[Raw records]
════

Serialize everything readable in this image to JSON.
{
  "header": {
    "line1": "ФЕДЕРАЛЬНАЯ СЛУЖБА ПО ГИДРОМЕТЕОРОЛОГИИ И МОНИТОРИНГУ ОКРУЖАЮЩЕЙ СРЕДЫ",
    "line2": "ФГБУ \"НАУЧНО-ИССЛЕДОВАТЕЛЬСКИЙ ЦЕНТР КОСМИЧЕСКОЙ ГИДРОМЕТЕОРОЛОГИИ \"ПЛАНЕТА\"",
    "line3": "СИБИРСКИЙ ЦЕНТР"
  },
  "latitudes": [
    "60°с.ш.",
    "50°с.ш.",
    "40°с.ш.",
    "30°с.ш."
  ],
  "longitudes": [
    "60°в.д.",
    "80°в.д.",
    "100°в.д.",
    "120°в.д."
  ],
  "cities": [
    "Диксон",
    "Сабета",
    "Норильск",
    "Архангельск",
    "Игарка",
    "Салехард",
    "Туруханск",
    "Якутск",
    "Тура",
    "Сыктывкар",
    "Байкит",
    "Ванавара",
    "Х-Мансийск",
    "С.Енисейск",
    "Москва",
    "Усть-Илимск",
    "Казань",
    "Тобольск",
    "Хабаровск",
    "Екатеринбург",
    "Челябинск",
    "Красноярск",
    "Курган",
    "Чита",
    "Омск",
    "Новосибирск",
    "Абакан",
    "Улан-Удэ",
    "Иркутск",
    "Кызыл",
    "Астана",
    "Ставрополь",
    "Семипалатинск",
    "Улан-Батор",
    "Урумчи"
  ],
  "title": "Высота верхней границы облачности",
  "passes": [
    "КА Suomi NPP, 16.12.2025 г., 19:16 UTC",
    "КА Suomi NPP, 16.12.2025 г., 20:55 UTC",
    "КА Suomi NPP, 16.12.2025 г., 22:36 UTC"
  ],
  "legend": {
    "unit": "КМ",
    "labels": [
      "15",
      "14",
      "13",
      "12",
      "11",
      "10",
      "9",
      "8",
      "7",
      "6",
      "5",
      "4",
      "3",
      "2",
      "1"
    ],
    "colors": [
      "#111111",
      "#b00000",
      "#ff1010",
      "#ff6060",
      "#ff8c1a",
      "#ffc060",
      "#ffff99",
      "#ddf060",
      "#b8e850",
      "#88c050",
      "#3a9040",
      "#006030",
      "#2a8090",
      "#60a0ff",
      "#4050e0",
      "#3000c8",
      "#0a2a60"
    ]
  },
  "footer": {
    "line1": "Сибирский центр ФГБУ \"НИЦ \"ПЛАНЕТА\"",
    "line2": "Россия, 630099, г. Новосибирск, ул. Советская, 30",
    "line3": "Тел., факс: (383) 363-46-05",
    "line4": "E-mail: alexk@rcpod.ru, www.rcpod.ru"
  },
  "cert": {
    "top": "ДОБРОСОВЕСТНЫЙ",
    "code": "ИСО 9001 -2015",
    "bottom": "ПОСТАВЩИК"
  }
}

════

WHAT TO WORK ON - Among the records above, how many lines carry the string "ФГБУ"? Reply with the number alone.

RESPONSE - 2